Provided records START
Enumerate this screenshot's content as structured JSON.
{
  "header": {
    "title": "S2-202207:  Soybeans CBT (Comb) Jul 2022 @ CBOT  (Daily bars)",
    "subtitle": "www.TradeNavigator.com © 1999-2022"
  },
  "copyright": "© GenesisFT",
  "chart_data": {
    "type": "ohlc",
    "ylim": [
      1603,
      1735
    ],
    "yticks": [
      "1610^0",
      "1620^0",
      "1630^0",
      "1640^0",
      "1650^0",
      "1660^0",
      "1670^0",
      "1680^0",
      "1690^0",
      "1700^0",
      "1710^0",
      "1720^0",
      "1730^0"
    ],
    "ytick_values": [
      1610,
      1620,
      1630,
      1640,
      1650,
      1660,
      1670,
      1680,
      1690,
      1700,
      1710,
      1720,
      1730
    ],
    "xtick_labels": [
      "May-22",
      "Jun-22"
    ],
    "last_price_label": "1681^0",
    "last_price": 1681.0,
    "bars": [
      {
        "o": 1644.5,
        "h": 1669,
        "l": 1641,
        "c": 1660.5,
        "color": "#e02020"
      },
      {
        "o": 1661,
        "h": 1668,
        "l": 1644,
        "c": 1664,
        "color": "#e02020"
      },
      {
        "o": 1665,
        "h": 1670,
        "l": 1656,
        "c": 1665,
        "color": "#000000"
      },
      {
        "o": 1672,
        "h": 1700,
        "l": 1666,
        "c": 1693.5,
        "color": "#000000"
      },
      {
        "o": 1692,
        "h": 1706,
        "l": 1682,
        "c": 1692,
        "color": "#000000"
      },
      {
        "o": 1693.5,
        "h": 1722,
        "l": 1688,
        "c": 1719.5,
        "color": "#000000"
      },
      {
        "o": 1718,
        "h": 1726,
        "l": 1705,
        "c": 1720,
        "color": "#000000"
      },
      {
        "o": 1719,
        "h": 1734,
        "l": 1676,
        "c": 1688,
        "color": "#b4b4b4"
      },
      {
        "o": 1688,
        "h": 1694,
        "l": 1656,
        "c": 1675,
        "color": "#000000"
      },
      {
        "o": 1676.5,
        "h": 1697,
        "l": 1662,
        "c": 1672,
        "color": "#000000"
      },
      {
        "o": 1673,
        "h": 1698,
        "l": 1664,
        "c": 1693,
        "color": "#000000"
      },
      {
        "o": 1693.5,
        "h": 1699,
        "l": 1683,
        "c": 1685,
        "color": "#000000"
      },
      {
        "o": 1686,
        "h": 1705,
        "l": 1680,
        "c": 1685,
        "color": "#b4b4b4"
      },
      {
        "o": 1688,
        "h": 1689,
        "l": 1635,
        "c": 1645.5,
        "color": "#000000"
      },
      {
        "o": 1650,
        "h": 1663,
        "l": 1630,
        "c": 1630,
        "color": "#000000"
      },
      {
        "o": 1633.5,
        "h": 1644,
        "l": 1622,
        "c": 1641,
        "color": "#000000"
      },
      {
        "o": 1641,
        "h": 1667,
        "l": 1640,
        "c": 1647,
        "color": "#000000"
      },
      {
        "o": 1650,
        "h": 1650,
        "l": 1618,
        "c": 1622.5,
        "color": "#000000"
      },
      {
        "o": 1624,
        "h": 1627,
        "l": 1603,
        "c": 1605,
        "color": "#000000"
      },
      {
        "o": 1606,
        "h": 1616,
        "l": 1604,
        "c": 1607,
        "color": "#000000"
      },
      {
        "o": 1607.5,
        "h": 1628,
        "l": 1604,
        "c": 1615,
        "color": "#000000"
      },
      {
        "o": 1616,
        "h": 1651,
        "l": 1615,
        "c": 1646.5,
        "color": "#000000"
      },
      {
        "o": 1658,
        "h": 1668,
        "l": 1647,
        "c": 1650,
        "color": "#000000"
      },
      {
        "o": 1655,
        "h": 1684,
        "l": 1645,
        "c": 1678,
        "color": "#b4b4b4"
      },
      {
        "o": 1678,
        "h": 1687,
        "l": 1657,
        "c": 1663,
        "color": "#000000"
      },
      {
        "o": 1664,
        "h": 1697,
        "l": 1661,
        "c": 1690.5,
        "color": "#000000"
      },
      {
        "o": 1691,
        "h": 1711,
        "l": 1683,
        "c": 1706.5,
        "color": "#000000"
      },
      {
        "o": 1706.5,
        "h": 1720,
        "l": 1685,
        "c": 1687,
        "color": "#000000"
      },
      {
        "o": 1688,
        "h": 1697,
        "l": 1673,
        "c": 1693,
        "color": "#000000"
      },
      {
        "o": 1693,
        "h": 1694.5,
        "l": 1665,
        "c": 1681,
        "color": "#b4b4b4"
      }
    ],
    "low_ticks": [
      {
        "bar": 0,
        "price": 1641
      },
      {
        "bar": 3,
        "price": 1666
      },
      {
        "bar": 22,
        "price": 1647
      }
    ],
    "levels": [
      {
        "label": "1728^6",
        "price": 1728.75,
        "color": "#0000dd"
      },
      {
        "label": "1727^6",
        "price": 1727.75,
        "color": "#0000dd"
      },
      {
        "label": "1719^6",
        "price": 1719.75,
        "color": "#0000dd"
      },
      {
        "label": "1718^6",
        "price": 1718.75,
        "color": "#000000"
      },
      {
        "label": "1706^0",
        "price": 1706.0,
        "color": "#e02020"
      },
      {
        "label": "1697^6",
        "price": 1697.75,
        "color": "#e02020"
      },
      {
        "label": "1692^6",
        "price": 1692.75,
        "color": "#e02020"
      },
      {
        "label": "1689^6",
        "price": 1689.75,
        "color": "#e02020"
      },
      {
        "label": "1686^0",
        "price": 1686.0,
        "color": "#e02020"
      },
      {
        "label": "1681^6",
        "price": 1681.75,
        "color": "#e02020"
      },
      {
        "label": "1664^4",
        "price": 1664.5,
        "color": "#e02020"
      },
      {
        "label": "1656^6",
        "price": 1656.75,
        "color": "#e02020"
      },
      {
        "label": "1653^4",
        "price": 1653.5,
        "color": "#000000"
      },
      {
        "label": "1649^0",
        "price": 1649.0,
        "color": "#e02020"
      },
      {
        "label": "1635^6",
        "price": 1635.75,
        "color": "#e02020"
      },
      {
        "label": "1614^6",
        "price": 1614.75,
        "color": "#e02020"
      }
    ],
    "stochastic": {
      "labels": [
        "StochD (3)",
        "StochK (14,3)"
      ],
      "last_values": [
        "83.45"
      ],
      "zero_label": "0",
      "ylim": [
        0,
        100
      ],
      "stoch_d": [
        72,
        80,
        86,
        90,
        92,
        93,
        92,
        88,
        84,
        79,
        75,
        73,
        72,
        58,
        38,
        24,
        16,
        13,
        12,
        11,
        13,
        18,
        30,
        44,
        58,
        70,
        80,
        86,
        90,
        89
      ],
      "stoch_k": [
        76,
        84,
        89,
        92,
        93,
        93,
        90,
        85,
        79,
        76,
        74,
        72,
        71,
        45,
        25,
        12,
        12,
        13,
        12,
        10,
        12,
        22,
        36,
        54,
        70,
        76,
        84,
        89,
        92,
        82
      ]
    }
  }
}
Provided records END
▶ Your goal:
A word-for-word copy of the data is what should be returned.

▶ Task response:
Enumerate this screenshot's content as structured JSON.
{
  "header": {
    "title": "S2-202207:  Soybeans CBT (Comb) Jul 2022 @ CBOT  (Daily bars)",
    "subtitle": "www.TradeNavigator.com © 1999-2022"
  },
  "copyright": "© GenesisFT",
  "chart_data": {
    "type": "ohlc",
    "ylim": [
      1603,
      1735
    ],
    "yticks": [
      "1610^0",
      "1620^0",
      "1630^0",
      "1640^0",
      "1650^0",
      "1660^0",
      "1670^0",
      "1680^0",
      "1690^0",
      "1700^0",
      "1710^0",
      "1720^0",
      "1730^0"
    ],
    "ytick_values": [
      1610,
      1620,
      1630,
      1640,
      1650,
      1660,
      1670,
      1680,
      1690,
      1700,
      1710,
      1720,
      1730
    ],
    "xtick_labels": [
      "May-22",
      "Jun-22"
    ],
    "last_price_label": "1681^0",
    "last_price": 1681.0,
    "bars": [
      {
        "o": 1644.5,
        "h": 1669,
        "l": 1641,
        "c": 1660.5,
        "color": "#e02020"
      },
      {
        "o": 1661,
        "h": 1668,
        "l": 1644,
        "c": 1664,
        "color": "#e02020"
      },
      {
        "o": 1665,
        "h": 1670,
        "l": 1656,
        "c": 1665,
        "color": "#000000"
      },
      {
        "o": 1672,
        "h": 1700,
        "l": 1666,
        "c": 1693.5,
        "color": "#000000"
      },
      {
        "o": 1692,
        "h": 1706,
        "l": 1682,
        "c": 1692,
        "color": "#000000"
      },
      {
        "o": 1693.5,
        "h": 1722,
        "l": 1688,
        "c": 1719.5,
        "color": "#000000"
      },
      {
        "o": 1718,
        "h": 1726,
        "l": 1705,
        "c": 1720,
        "color": "#000000"
      },
      {
        "o": 1719,
        "h": 1734,
        "l": 1676,
        "c": 1688,
        "color": "#b4b4b4"
      },
      {
        "o": 1688,
        "h": 1694,
        "l": 1656,
        "c": 1675,
        "color": "#000000"
      },
      {
        "o": 1676.5,
        "h": 1697,
        "l": 1662,
        "c": 1672,
        "color": "#000000"
      },
      {
        "o": 1673,
        "h": 1698,
        "l": 1664,
        "c": 1693,
        "color": "#000000"
      },
      {
        "o": 1693.5,
        "h": 1699,
        "l": 1683,
        "c": 1685,
        "color": "#000000"
      },
      {
        "o": 1686,
        "h": 1705,
        "l": 1680,
        "c": 1685,
        "color": "#b4b4b4"
      },
      {
        "o": 1688,
        "h": 1689,
        "l": 1635,
        "c": 1645.5,
        "color": "#000000"
      },
      {
        "o": 1650,
        "h": 1663,
        "l": 1630,
        "c": 1630,
        "color": "#000000"
      },
      {
        "o": 1633.5,
        "h": 1644,
        "l": 1622,
        "c": 1641,
        "color": "#000000"
      },
      {
        "o": 1641,
        "h": 1667,
        "l": 1640,
        "c": 1647,
        "color": "#000000"
      },
      {
        "o": 1650,
        "h": 1650,
        "l": 1618,
        "c": 1622.5,
        "color": "#000000"
      },
      {
        "o": 1624,
        "h": 1627,
        "l": 1603,
        "c": 1605,
        "color": "#000000"
      },
      {
        "o": 1606,
        "h": 1616,
        "l": 1604,
        "c": 1607,
        "color": "#000000"
      },
      {
        "o": 1607.5,
        "h": 1628,
        "l": 1604,
        "c": 1615,
        "color": "#000000"
      },
      {
        "o": 1616,
        "h": 1651,
        "l": 1615,
        "c": 1646.5,
        "color": "#000000"
      },
      {
        "o": 1658,
        "h": 1668,
        "l": 1647,
        "c": 1650,
        "color": "#000000"
      },
      {
        "o": 1655,
        "h": 1684,
        "l": 1645,
        "c": 1678,
        "color": "#b4b4b4"
      },
      {
        "o": 1678,
        "h": 1687,
        "l": 1657,
        "c": 1663,
        "color": "#000000"
      },
      {
        "o": 1664,
        "h": 1697,
        "l": 1661,
        "c": 1690.5,
        "color": "#000000"
      },
      {
        "o": 1691,
        "h": 1711,
        "l": 1683,
        "c": 1706.5,
        "color": "#000000"
      },
      {
        "o": 1706.5,
        "h": 1720,
        "l": 1685,
        "c": 1687,
        "color": "#000000"
      },
      {
        "o": 1688,
        "h": 1697,
        "l": 1673,
        "c": 1693,
        "color": "#000000"
      },
      {
        "o": 1693,
        "h": 1694.5,
        "l": 1665,
        "c": 1681,
        "color": "#b4b4b4"
      }
    ],
    "low_ticks": [
      {
        "bar": 0,
        "price": 1641
      },
      {
        "bar": 3,
        "price": 1666
      },
      {
        "bar": 22,
        "price": 1647
      }
    ],
    "levels": [
      {
        "label": "1728^6",
        "price": 1728.75,
        "color": "#0000dd"
      },
      {
        "label": "1727^6",
        "price": 1727.75,
        "color": "#0000dd"
      },
      {
        "label": "1719^6",
        "price": 1719.75,
        "color": "#0000dd"
      },
      {
        "label": "1718^6",
        "price": 1718.75,
        "color": "#000000"
      },
      {
        "label": "1706^0",
        "price": 1706.0,
        "color": "#e02020"
      },
      {
        "label": "1697^6",
        "price": 1697.75,
        "color": "#e02020"
      },
      {
        "label": "1692^6",
        "price": 1692.75,
        "color": "#e02020"
      },
      {
        "label": "1689^6",
        "price": 1689.75,
        "color": "#e02020"
      },
      {
        "label": "1686^0",
        "price": 1686.0,
        "color": "#e02020"
      },
      {
        "label": "1681^6",
        "price": 1681.75,
        "color": "#e02020"
      },
      {
        "label": "1664^4",
        "price": 1664.5,
        "color": "#e02020"
      },
      {
        "label": "1656^6",
        "price": 1656.75,
        "color": "#e02020"
      },
      {
        "label": "1653^4",
        "price": 1653.5,
        "color": "#000000"
      },
      {
        "label": "1649^0",
        "price": 1649.0,
        "color": "#e02020"
      },
      {
        "label": "1635^6",
        "price": 1635.75,
        "color": "#e02020"
      },
      {
        "label": "1614^6",
        "price": 1614.75,
        "color": "#e02020"
      }
    ],
    "stochastic": {
      "labels": [
        "StochD (3)",
        "StochK (14,3)"
      ],
      "last_values": [
        "83.45"
      ],
      "zero_label": "0",
      "ylim": [
        0,
        100
      ],
      "stoch_d": [
        72,
        80,
        86,
        90,
        92,
        93,
        92,
        88,
        84,
        79,
        75,
        73,
        72,
        58,
        38,
        24,
        16,
        13,
        12,
        11,
        13,
        18,
        30,
        44,
        58,
        70,
        80,
        86,
        90,
        89
      ],
      "stoch_k": [
        76,
        84,
        89,
        92,
        93,
        93,
        90,
        85,
        79,
        76,
        74,
        72,
        71,
        45,
        25,
        12,
        12,
        13,
        12,
        10,
        12,
        22,
        36,
        54,
        70,
        76,
        84,
        89,
        92,
        82
      ]
    }
  }
}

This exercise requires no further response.